### Requisitos das tarefas:
**a)** Na entrevista sobre doping, liste as mudanças enumeradas na frase que começa com "O Departamento Federal de Investigações (BKA)".
**b)** Traduza para o inglês a seguinte frase da entrevista sobre doping: "Elas precisam reconhecer que o seu sistema de sanções não está sendo muito eficiente."
**c)** Segundo a entrevista sobre doping, por que as sanções são uma prioridade secundária para o entrevistado? Responda em uma a três frases.
=== Trecho da página ===
Para mim, sanções são uma prioridade secundária. Não posso esperar de atletas na ativa que cometam suicídio profissional ou social com uma confissão – e eu nem mesmo posso oferecer nada a eles por isso. Eles precisam de uma segunda chance e apenas podem tê-la se tiverem a oportunidade de se explicar abertamente, sem temer sanções.
Algumas organizações esportivas, como a Federação Alemã de Esportes Olímpicos (DOSB), disseram que sanções são mais efetivas que penalidades legais. Por que, para você, as sanções são menos importantes?
Por um lado, devem existir medidas legais efetivas. Nós as teremos quando a lei que está agora em debate for aprovada, no início de julho, porque então a posse de quantidades médias de substâncias proibidas será punida por lei, o que permitirá às autoridades uma abordagem nova e mais efetiva.
Por outro lado, precisamos de compreensão por parte das organizações esportivas. Elas precisam reconhecer que o seu sistema de sanções não está sendo muito eficiente. Elas repetidamente tiveram casos em que os testes de doping deram positivo apenas por coincidência. E se os testes não forem eficientes, o fato de haver relativamente poucos testes positivos não é prova de que não ocorra doping, mas de que os métodos de investigação de doping são ineficientes.
Você está satisfeito com a nova lei antidoping que deverá ser aprovada no início de julho na Alemanha?
Para ser honesto, ela não preenche totalmente as minhas expectativas. Eu desejaria medidas mais amplas. Mas política é assim. Se você tem um parceiro numa coalizão, precisa discutir com ele e encontrar uma solução. "Política é a arte do possível", como diz o ditado.
Temos uma lei a caminho que, acredito, oferecerá abordagens adicionais de investigação no futuro. O Departamento Federal de Investigações (BKA) assumirá responsabilidades, a possibilidade de punições será mais ampla, o controle telefônico se tornará possível e talvez também um programa de leniência. Se a área esportiva fizer a sua parte, as chances de que a situação melhore são boas.
=== Dados extraídos ===
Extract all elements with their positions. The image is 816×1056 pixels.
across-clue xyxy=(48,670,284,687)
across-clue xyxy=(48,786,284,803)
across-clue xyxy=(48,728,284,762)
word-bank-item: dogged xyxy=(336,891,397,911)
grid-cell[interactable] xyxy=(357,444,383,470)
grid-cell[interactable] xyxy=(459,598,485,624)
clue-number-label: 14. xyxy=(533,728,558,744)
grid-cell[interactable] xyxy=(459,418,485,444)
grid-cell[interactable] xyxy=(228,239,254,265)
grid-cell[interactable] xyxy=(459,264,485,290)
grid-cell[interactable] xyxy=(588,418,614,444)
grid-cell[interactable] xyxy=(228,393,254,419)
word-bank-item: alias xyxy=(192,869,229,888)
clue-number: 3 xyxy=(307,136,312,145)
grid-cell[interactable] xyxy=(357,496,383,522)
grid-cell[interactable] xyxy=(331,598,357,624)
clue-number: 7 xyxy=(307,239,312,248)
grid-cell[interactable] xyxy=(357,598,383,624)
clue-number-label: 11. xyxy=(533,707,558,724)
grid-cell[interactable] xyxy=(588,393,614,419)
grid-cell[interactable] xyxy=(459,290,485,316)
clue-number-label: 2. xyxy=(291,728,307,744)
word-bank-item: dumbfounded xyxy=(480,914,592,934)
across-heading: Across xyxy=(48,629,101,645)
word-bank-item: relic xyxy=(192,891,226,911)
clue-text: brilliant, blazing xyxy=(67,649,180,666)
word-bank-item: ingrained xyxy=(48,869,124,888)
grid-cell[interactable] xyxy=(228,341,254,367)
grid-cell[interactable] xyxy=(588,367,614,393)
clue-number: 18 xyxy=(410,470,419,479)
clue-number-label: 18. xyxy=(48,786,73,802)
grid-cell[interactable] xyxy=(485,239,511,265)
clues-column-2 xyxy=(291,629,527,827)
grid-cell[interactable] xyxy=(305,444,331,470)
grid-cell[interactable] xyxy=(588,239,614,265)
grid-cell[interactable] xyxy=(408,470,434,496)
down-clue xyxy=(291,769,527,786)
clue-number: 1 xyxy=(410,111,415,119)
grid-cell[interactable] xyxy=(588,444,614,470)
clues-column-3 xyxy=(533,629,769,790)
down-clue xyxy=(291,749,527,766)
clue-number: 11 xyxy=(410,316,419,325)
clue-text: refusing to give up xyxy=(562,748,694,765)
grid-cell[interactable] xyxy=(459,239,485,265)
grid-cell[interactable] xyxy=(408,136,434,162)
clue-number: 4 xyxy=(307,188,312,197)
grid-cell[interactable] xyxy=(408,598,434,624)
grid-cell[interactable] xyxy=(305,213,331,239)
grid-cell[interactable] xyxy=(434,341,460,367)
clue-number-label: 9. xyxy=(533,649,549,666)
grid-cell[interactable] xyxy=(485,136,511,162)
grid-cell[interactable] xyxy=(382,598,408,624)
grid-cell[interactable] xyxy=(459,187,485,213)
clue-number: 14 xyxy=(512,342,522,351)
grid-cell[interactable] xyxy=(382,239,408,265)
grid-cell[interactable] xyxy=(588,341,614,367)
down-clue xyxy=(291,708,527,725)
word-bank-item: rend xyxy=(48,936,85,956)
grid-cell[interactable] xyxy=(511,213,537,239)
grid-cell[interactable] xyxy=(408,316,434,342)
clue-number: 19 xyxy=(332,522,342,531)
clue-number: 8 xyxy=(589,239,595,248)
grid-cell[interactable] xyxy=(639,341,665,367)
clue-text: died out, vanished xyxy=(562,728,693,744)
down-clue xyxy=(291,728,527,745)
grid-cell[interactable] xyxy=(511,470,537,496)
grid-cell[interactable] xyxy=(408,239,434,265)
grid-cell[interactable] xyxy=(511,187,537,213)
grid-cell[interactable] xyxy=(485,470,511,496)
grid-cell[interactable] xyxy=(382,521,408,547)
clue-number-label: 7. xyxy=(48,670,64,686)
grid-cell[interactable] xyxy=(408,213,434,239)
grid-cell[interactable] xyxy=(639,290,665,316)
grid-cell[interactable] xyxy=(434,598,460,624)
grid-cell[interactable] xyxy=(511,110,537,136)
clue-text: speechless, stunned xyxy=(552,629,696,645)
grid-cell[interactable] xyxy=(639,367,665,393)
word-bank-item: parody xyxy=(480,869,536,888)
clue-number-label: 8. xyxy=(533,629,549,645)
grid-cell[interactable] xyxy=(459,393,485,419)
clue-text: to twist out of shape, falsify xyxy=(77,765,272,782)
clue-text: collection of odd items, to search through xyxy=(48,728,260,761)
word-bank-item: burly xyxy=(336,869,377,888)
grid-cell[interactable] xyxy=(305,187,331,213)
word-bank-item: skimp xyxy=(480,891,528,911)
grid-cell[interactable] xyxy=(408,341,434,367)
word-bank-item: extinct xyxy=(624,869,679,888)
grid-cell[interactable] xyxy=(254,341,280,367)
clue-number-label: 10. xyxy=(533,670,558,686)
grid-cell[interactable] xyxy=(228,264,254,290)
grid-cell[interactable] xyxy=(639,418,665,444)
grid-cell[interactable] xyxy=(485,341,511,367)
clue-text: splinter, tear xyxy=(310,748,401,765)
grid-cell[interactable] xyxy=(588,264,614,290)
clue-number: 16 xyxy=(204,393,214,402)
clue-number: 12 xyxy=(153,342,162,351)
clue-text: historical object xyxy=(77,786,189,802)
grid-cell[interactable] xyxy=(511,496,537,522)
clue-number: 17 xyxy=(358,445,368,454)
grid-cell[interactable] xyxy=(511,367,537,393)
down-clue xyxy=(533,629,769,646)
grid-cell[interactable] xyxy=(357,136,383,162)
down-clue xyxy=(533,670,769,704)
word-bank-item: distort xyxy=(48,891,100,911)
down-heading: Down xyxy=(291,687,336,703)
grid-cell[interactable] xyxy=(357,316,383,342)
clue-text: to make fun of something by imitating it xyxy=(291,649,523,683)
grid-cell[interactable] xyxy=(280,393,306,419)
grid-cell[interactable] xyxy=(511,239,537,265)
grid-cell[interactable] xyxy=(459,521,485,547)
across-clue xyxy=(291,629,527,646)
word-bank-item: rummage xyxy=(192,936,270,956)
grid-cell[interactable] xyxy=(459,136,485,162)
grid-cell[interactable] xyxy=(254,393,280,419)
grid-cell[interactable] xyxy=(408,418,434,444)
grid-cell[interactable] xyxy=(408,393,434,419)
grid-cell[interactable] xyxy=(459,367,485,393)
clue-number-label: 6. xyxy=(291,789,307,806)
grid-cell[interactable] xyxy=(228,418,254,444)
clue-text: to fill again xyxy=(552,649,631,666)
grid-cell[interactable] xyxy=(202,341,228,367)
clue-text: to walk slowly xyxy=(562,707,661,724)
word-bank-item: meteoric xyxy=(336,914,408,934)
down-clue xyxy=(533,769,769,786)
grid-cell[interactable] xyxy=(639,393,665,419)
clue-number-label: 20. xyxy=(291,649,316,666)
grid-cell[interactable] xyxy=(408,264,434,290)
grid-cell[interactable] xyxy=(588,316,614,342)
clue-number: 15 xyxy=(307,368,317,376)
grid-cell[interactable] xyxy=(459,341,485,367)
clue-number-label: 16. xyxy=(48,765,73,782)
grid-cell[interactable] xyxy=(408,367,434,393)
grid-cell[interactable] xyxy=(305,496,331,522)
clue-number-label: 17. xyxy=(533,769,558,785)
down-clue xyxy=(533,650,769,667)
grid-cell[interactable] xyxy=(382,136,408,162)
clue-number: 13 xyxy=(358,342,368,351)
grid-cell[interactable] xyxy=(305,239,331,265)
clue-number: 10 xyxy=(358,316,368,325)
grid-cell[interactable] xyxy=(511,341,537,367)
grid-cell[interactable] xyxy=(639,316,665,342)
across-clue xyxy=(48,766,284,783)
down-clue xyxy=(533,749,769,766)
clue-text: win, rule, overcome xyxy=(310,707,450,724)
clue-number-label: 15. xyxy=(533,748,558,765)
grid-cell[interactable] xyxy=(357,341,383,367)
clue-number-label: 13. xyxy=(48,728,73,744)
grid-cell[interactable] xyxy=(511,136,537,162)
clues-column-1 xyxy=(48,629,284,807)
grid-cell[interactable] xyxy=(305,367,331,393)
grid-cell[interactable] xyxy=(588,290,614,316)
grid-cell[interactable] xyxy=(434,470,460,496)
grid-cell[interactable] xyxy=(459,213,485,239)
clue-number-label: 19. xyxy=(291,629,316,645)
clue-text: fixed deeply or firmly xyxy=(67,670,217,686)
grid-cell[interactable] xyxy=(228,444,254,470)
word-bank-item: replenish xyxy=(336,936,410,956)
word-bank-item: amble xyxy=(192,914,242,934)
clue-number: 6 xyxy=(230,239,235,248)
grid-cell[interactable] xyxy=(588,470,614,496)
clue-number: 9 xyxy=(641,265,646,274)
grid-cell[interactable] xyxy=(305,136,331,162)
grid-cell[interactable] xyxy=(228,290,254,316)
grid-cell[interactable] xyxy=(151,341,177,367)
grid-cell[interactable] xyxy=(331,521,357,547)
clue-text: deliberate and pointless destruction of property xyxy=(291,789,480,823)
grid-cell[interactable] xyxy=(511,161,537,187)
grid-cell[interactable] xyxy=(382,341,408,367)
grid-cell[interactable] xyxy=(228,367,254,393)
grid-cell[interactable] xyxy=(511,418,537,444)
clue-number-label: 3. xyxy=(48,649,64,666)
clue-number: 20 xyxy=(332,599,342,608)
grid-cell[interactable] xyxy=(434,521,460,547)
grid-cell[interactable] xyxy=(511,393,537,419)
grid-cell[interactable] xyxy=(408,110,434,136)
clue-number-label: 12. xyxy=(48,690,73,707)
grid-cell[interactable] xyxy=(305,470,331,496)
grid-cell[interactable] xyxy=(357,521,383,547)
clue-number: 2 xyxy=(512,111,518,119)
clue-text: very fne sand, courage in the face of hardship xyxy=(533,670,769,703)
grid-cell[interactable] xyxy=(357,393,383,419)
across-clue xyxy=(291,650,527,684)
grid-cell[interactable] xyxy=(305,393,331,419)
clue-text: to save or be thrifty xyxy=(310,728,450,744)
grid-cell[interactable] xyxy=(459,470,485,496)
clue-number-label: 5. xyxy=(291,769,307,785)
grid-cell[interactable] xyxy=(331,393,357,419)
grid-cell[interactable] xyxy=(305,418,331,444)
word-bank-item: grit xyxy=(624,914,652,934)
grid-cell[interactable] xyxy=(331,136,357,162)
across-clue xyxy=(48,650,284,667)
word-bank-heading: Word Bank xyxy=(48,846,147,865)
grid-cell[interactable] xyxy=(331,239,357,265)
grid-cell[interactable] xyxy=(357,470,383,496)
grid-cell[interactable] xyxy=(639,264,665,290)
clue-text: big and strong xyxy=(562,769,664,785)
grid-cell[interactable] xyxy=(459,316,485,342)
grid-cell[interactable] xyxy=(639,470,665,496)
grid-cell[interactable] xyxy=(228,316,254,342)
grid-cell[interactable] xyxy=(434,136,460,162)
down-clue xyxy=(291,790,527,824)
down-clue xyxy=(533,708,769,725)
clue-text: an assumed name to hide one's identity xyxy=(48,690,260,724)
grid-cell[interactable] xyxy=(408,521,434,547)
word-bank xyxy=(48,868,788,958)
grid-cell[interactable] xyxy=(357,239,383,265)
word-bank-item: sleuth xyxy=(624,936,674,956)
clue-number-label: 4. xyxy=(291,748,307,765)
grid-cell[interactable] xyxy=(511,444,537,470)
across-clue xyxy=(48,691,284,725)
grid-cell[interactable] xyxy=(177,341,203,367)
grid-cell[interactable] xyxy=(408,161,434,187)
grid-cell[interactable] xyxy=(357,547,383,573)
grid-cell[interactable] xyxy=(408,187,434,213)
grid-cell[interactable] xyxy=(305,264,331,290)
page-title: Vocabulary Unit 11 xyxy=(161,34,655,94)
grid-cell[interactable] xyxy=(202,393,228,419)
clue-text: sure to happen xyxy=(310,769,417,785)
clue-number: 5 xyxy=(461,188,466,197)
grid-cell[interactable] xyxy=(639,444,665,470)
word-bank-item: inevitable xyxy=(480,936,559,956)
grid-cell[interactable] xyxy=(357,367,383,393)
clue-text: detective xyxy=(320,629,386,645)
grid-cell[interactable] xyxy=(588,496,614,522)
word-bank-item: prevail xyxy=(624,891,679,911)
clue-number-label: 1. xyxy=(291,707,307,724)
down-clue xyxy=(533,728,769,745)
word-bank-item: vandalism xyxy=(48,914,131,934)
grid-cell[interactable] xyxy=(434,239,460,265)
===
### Resultados:
**a)**
- O Departamento Federal de Investigações (BKA) assumirá responsabilidades.
- A possibilidade de punições será mais ampla.
- O controle telefônico se tornará possível.
- Talvez haja também um programa de leniência.

**b)** They need to recognize that their system of sanctions is not being very efficient.

**c)** O entrevistado não pode esperar que atletas na ativa cometam suicídio profissional ou social com uma confissão, e ele nada pode oferecer a eles por isso. Esses atletas precisam de uma segunda chance, e só podem tê-la se puderem se explicar abertamente, sem temer sanções.